(Rows from a dataset)
※ ※ ※
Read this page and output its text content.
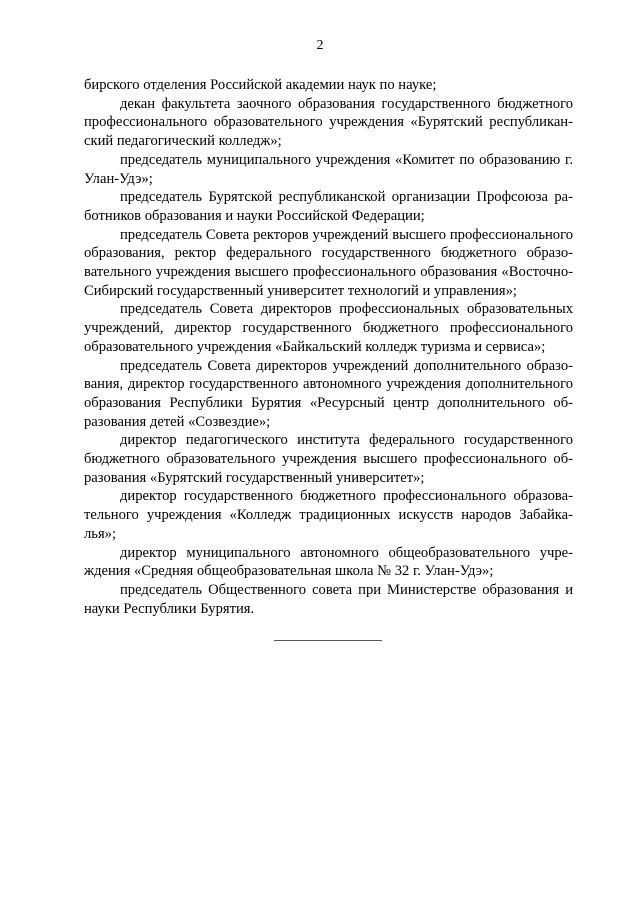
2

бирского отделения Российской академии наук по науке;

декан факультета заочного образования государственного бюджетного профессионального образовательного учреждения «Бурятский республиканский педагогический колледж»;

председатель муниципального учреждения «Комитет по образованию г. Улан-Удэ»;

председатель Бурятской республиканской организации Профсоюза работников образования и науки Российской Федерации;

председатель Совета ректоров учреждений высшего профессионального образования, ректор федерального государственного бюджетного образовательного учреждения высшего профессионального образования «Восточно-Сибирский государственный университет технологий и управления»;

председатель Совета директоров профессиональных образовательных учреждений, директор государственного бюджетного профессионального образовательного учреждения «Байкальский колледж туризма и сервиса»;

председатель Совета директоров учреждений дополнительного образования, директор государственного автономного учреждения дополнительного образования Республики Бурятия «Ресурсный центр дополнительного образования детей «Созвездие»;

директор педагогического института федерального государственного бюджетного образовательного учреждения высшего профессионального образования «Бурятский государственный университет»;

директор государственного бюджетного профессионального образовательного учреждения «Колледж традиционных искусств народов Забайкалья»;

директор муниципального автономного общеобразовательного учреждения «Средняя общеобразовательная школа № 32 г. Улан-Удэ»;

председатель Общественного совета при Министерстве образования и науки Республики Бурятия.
※ ※ ※
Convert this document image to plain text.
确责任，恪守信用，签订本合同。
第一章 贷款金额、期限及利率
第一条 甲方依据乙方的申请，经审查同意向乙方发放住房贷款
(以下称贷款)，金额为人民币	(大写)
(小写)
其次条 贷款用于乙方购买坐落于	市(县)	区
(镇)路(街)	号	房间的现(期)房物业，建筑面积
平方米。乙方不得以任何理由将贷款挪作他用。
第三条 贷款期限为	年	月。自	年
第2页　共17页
※ ※ ※
(WHAT NEEDS TO BE DONE) Which lines contain "Улан"? Copy each of them out.

(RESPONSE FOR THIS EXERCISE)
председатель муниципального учреждения «Комитет по образованию г. Улан-Удэ»;
директор муниципального автономного общеобразовательного учреждения «Средняя общеобразовательная школа № 32 г. Улан-Удэ»;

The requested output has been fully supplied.